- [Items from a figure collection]
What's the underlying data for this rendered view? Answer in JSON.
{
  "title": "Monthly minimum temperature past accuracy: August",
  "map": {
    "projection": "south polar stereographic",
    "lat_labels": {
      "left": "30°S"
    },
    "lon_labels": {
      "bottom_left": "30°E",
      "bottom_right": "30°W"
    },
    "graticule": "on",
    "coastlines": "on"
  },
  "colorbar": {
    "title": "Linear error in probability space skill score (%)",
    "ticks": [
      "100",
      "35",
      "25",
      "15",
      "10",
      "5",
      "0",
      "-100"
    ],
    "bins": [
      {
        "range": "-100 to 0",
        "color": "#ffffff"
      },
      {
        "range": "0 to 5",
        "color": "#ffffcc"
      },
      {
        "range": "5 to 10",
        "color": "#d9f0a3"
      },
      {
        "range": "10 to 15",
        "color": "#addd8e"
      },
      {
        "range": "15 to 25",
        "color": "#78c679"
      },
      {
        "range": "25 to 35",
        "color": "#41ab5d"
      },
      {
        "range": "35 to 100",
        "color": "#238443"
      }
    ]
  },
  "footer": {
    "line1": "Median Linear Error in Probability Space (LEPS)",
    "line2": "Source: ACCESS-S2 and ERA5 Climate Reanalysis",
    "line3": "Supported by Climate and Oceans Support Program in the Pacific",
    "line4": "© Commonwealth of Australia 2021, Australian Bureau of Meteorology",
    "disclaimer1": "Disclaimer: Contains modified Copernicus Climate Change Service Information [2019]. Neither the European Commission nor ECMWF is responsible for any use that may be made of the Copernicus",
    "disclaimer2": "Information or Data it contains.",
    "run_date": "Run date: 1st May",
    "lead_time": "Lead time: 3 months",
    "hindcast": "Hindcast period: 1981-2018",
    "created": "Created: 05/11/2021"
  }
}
...
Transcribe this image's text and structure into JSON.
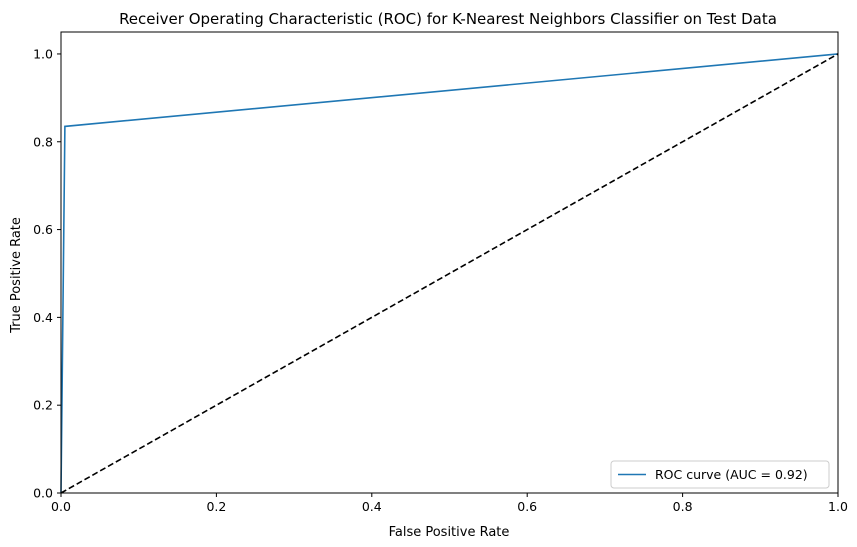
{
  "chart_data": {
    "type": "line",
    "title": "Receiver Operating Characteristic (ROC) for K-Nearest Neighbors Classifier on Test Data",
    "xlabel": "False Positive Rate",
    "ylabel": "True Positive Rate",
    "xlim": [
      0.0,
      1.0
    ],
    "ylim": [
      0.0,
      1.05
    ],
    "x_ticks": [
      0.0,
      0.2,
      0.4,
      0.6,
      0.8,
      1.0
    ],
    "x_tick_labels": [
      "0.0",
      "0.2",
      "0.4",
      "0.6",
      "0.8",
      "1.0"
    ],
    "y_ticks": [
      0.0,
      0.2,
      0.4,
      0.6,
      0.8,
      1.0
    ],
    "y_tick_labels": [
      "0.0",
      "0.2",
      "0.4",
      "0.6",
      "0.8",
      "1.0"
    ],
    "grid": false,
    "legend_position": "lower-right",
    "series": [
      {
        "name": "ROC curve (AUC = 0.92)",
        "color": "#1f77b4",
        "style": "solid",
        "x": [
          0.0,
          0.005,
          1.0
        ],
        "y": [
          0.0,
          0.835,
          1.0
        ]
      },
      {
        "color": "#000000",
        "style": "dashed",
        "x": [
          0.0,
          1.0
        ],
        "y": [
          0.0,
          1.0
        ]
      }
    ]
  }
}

- [EXERCISE DESCRIPTION]
Search the data for "this" and list every line in which it occurs.

- [EXERCISE RESPONSE]
What's the underlying data for this rendered view? Answer in JSON.
Transcribe this image's text and structure into JSON.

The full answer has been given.